[Records excerpted from a collection]
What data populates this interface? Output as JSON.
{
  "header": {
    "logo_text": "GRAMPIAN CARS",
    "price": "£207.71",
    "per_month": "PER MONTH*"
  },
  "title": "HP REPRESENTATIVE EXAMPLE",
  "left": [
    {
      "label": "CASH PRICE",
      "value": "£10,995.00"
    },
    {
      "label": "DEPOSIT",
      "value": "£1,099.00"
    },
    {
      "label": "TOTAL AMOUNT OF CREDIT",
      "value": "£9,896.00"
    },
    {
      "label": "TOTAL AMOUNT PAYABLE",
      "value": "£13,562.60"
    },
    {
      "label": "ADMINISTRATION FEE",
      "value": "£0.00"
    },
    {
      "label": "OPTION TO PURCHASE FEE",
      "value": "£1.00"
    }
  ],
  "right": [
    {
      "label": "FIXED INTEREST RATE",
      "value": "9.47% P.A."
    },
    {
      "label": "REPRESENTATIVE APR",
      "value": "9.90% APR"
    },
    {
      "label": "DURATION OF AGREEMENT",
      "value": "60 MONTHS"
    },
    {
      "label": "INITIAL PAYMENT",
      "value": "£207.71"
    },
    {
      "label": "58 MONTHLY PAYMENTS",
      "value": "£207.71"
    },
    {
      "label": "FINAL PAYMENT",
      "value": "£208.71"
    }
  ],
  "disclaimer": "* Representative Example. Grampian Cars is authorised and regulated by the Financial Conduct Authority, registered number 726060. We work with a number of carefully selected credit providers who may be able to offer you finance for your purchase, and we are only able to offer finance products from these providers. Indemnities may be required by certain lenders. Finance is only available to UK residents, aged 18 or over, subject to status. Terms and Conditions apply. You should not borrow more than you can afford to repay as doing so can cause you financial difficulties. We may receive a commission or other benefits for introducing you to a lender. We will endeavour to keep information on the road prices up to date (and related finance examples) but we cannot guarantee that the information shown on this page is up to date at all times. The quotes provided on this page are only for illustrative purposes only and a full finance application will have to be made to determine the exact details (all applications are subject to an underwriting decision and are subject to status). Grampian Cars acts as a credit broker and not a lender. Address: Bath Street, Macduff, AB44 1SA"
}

• [DIRECTIONS FOR THIS TASK]: Take the material above and return all of it exactly.

• [OUTPUT FOR THIS EXERCISE]:
What data populates this interface? Output as JSON.
{
  "header": {
    "logo_text": "GRAMPIAN CARS",
    "price": "£207.71",
    "per_month": "PER MONTH*"
  },
  "title": "HP REPRESENTATIVE EXAMPLE",
  "left": [
    {
      "label": "CASH PRICE",
      "value": "£10,995.00"
    },
    {
      "label": "DEPOSIT",
      "value": "£1,099.00"
    },
    {
      "label": "TOTAL AMOUNT OF CREDIT",
      "value": "£9,896.00"
    },
    {
      "label": "TOTAL AMOUNT PAYABLE",
      "value": "£13,562.60"
    },
    {
      "label": "ADMINISTRATION FEE",
      "value": "£0.00"
    },
    {
      "label": "OPTION TO PURCHASE FEE",
      "value": "£1.00"
    }
  ],
  "right": [
    {
      "label": "FIXED INTEREST RATE",
      "value": "9.47% P.A."
    },
    {
      "label": "REPRESENTATIVE APR",
      "value": "9.90% APR"
    },
    {
      "label": "DURATION OF AGREEMENT",
      "value": "60 MONTHS"
    },
    {
      "label": "INITIAL PAYMENT",
      "value": "£207.71"
    },
    {
      "label": "58 MONTHLY PAYMENTS",
      "value": "£207.71"
    },
    {
      "label": "FINAL PAYMENT",
      "value": "£208.71"
    }
  ],
  "disclaimer": "* Representative Example. Grampian Cars is authorised and regulated by the Financial Conduct Authority, registered number 726060. We work with a number of carefully selected credit providers who may be able to offer you finance for your purchase, and we are only able to offer finance products from these providers. Indemnities may be required by certain lenders. Finance is only available to UK residents, aged 18 or over, subject to status. Terms and Conditions apply. You should not borrow more than you can afford to repay as doing so can cause you financial difficulties. We may receive a commission or other benefits for introducing you to a lender. We will endeavour to keep information on the road prices up to date (and related finance examples) but we cannot guarantee that the information shown on this page is up to date at all times. The quotes provided on this page are only for illustrative purposes only and a full finance application will have to be made to determine the exact details (all applications are subject to an underwriting decision and are subject to status). Grampian Cars acts as a credit broker and not a lender. Address: Bath Street, Macduff, AB44 1SA"
}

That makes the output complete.